Required task =
Find every line in the records below that holds the word "Gottes", and copy each one.

Input data =
----------
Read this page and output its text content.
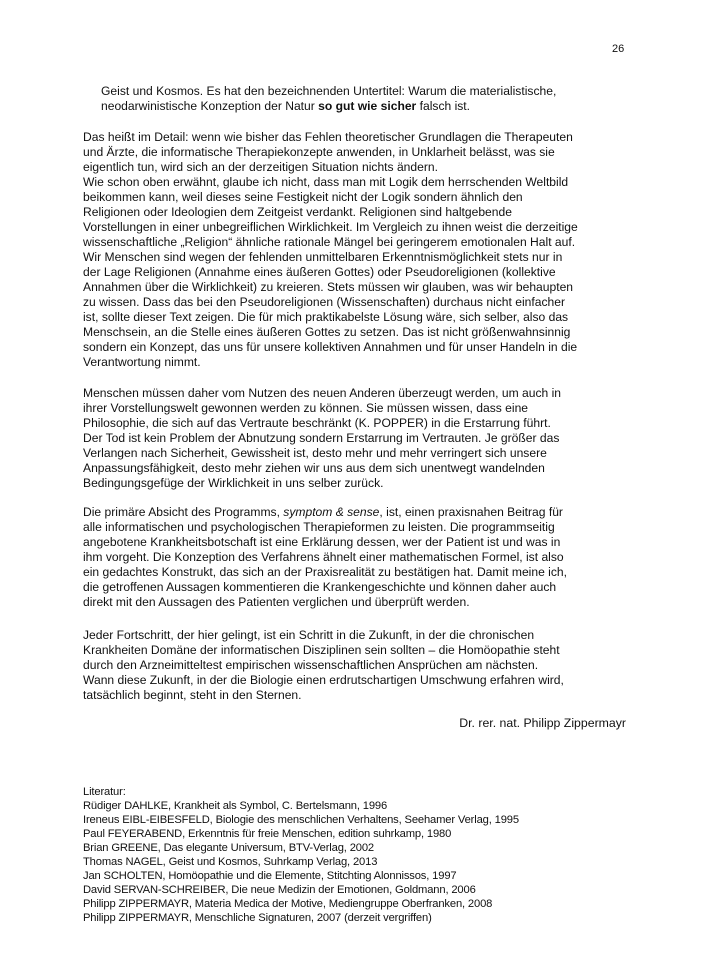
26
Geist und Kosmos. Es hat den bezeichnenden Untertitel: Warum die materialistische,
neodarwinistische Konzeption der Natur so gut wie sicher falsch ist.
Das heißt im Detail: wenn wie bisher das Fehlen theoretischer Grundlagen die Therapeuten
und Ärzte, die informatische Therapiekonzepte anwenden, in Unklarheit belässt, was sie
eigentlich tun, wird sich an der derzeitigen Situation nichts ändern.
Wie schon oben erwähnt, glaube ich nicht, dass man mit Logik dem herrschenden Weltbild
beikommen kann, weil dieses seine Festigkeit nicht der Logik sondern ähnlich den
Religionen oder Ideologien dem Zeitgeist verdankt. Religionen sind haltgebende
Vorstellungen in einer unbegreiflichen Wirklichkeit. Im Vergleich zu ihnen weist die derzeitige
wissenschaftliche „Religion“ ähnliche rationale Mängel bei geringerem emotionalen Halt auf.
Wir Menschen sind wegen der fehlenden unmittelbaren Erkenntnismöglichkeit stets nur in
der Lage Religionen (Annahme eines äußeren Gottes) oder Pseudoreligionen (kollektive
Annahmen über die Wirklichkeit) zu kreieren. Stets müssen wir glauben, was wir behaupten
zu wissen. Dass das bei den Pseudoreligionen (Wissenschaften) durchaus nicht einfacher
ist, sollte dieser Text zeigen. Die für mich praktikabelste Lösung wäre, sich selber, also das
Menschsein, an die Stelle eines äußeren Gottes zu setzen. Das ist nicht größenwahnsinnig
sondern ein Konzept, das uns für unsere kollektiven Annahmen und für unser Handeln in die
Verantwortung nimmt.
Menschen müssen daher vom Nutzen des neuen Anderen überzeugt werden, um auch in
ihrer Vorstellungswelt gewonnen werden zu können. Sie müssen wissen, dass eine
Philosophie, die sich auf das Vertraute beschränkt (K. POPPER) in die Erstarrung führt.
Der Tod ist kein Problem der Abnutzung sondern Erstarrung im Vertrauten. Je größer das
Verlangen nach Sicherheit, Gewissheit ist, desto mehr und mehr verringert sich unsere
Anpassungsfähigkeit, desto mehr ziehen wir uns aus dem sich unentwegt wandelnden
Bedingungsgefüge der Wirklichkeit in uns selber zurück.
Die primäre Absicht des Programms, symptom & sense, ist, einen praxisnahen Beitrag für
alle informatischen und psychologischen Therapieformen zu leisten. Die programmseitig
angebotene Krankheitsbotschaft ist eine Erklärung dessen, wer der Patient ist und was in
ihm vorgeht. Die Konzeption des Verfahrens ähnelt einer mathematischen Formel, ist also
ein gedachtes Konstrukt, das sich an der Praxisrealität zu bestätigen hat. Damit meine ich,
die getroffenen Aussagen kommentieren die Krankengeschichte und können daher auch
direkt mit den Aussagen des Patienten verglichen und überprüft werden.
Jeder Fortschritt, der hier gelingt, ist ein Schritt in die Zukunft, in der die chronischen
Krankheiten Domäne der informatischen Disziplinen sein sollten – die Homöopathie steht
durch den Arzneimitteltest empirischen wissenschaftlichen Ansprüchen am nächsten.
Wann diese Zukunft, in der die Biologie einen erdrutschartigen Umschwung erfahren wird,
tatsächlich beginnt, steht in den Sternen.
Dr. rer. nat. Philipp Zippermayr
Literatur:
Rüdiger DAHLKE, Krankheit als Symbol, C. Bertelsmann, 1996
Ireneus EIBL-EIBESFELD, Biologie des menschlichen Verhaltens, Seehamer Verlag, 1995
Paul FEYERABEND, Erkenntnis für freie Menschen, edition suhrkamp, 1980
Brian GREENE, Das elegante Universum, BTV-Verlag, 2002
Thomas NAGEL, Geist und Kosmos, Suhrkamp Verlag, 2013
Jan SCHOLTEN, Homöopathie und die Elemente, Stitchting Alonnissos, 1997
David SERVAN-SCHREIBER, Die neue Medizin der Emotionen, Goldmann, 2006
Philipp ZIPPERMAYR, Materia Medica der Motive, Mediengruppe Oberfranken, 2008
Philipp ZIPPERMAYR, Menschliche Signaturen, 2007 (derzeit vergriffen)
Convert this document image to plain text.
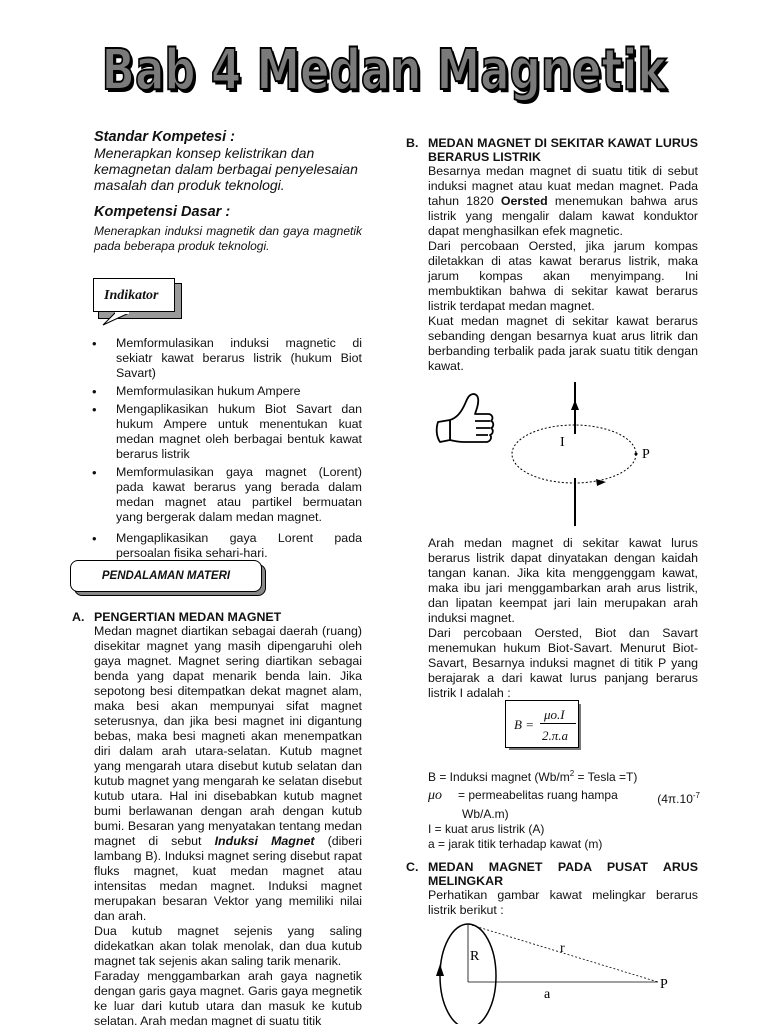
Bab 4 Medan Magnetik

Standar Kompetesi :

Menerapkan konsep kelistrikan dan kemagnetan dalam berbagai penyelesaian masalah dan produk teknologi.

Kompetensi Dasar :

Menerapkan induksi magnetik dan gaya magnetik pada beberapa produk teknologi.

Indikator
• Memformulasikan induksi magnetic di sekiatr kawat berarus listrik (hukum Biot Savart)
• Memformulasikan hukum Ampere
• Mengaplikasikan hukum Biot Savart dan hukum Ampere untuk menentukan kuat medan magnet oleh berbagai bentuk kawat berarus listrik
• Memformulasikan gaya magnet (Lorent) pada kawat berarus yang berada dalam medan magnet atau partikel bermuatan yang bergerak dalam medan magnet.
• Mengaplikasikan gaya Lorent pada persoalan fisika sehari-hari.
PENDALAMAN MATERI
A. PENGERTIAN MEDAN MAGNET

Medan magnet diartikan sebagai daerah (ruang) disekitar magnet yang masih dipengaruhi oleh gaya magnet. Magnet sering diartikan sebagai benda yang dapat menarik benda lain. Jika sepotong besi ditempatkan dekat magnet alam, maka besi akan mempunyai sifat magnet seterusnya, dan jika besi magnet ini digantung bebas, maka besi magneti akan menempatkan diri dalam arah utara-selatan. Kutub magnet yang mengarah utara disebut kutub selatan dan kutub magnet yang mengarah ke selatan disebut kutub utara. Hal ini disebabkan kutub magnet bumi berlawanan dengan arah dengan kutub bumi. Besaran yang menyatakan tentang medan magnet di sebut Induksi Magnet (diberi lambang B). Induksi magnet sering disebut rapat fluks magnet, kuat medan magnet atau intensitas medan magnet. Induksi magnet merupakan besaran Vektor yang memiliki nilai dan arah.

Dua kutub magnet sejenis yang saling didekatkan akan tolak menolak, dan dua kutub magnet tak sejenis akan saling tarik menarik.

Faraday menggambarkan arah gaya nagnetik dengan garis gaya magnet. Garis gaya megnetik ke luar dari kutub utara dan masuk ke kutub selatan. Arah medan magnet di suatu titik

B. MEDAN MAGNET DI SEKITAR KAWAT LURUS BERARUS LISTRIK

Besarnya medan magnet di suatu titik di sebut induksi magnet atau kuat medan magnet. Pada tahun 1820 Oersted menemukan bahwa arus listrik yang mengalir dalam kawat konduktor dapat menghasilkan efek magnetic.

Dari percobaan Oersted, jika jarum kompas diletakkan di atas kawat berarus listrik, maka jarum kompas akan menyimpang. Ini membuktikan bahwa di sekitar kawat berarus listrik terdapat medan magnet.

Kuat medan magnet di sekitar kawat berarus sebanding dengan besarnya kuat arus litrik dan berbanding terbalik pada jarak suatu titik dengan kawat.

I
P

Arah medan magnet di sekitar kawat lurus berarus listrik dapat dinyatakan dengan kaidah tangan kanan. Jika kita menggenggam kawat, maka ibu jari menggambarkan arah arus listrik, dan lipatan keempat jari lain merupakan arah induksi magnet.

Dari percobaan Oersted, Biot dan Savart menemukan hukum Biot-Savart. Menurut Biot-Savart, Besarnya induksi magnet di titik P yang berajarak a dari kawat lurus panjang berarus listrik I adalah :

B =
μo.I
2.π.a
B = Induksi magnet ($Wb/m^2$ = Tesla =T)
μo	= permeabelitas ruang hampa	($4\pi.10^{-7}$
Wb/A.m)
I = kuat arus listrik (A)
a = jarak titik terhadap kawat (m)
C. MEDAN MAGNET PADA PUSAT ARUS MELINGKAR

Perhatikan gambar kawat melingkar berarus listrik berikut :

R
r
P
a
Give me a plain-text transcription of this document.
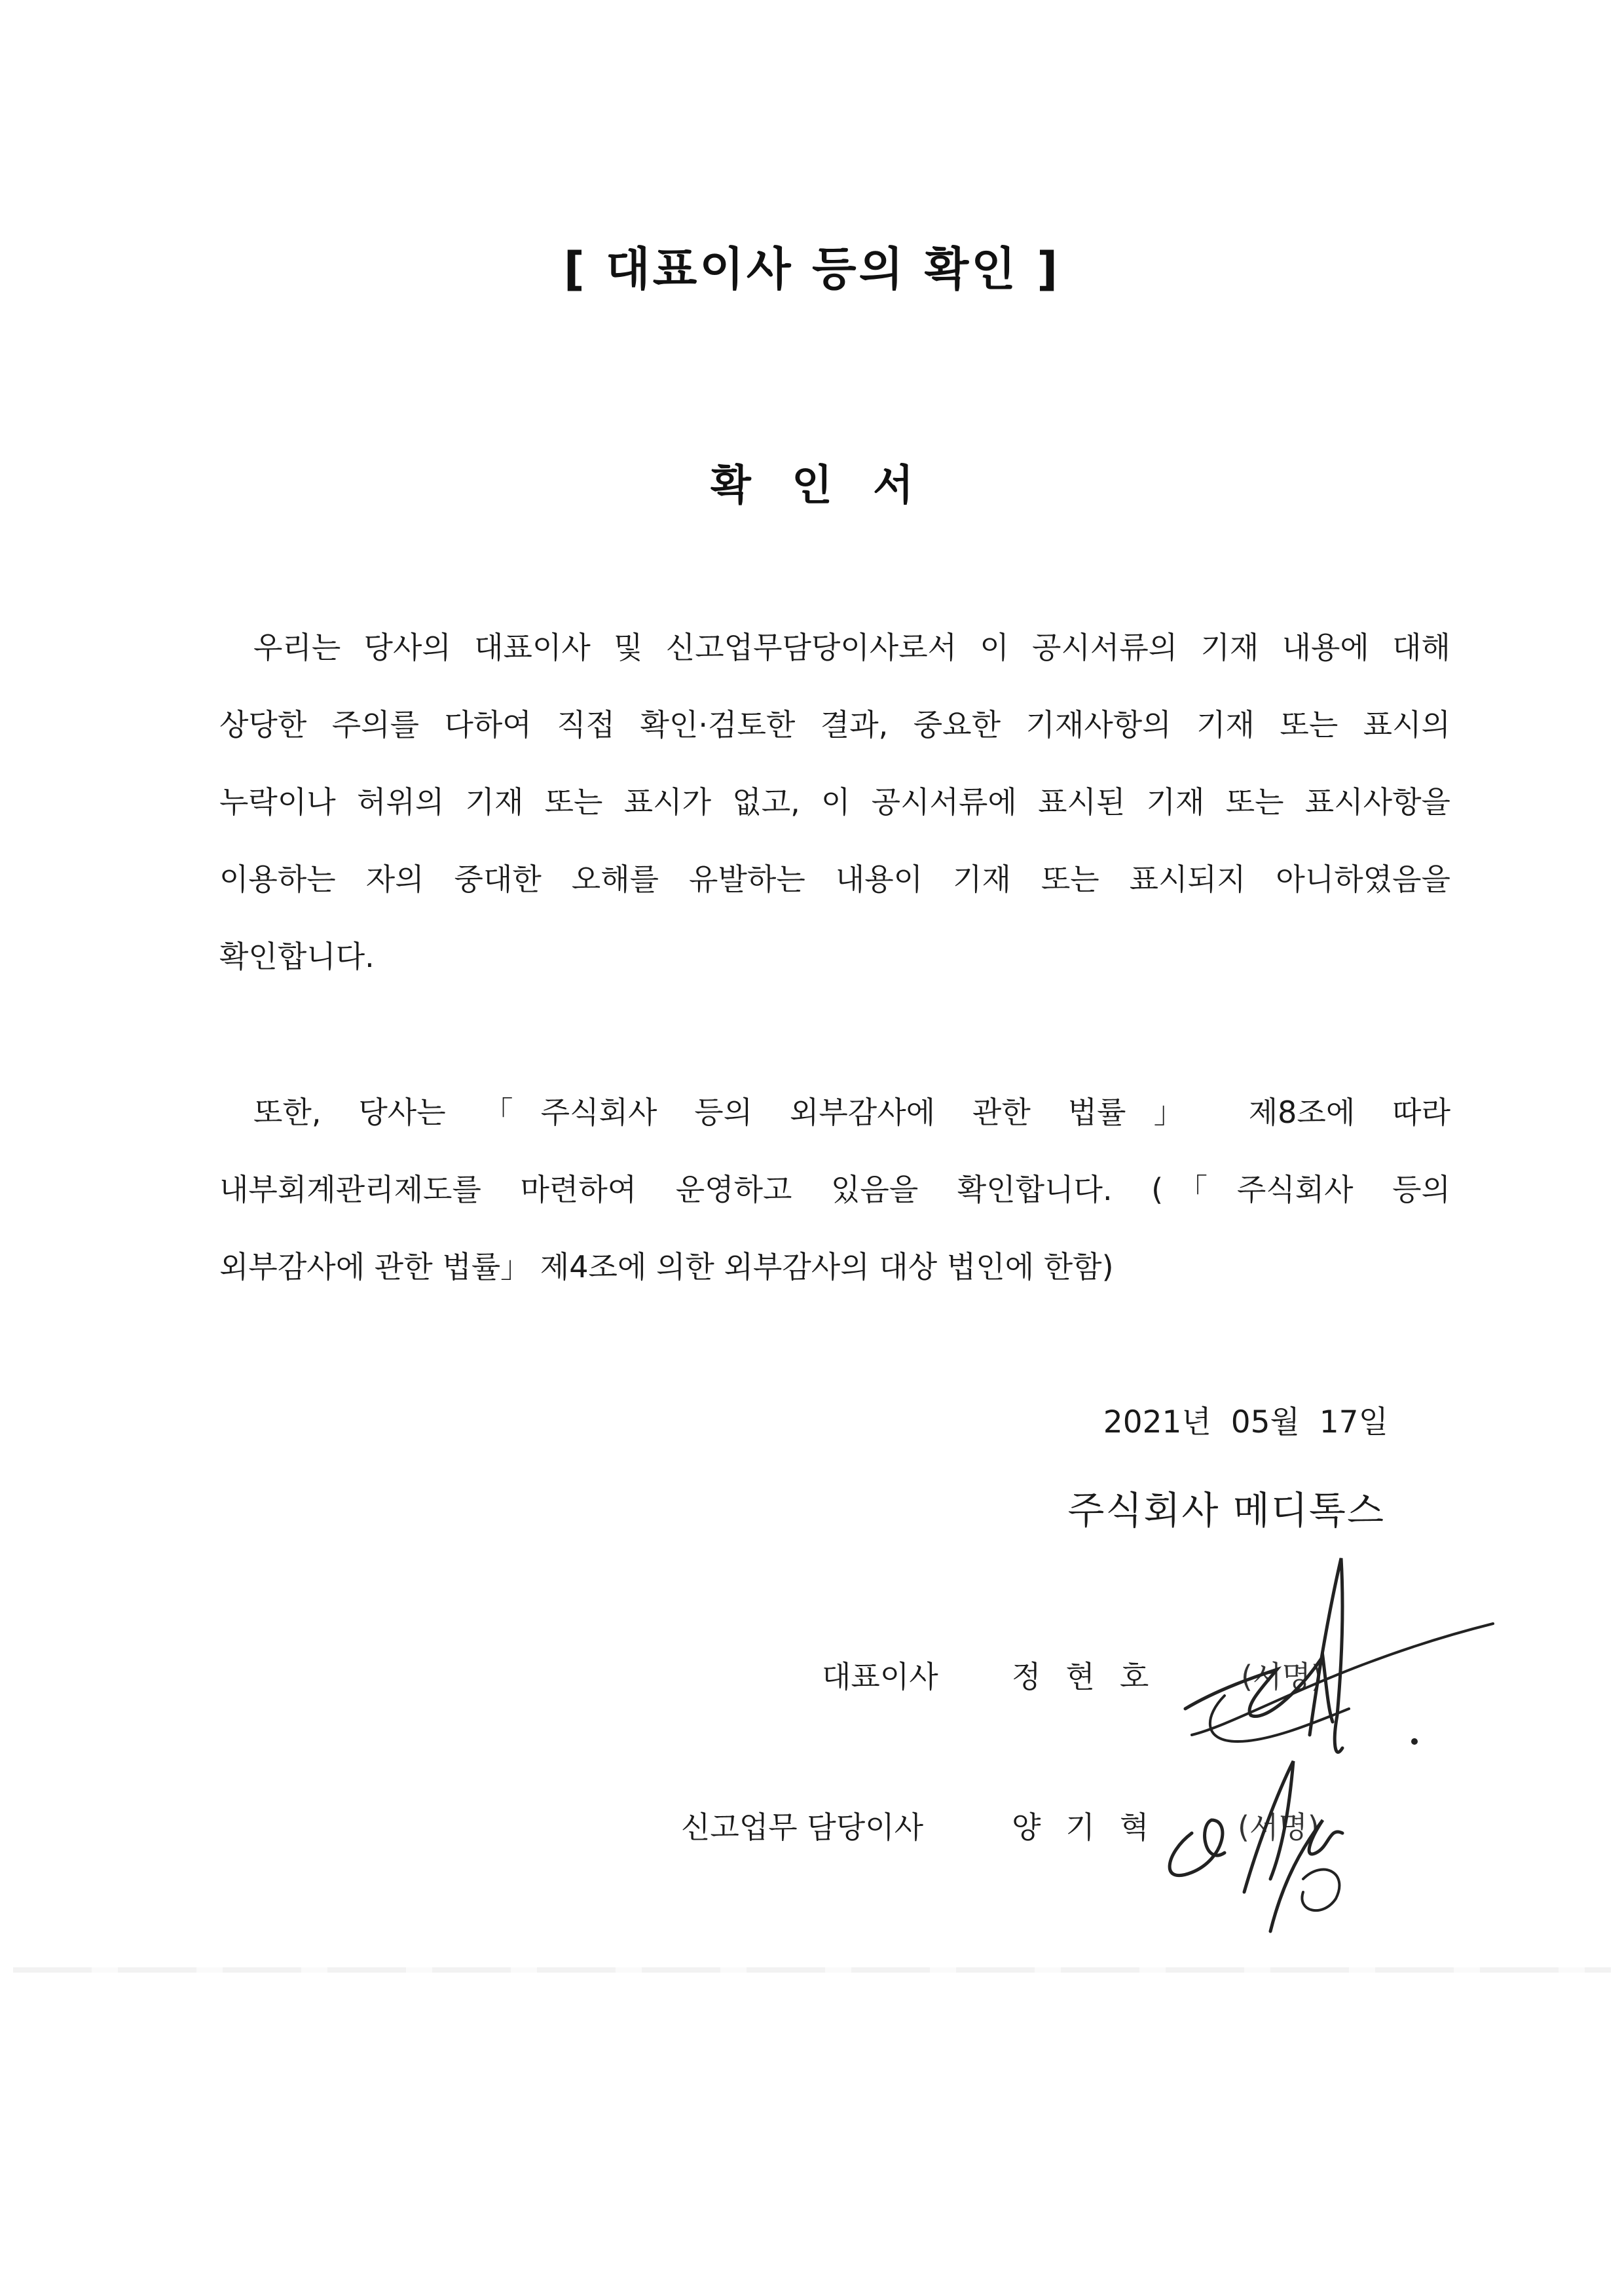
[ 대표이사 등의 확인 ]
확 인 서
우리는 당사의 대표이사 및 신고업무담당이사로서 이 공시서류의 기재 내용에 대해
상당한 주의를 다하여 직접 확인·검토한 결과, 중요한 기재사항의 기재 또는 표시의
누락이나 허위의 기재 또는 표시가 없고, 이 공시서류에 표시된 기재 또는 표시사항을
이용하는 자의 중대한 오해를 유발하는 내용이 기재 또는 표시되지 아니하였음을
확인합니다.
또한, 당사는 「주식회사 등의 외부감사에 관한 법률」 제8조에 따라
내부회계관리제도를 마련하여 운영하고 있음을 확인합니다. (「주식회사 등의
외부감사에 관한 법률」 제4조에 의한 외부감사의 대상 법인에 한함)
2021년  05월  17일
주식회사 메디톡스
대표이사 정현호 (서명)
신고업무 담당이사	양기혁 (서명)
----------
Solution for this exercise =
der Lage Religionen (Annahme eines äußeren Gottes) oder Pseudoreligionen (kollektive
Menschsein, an die Stelle eines äußeren Gottes zu setzen. Das ist nicht größenwahnsinnig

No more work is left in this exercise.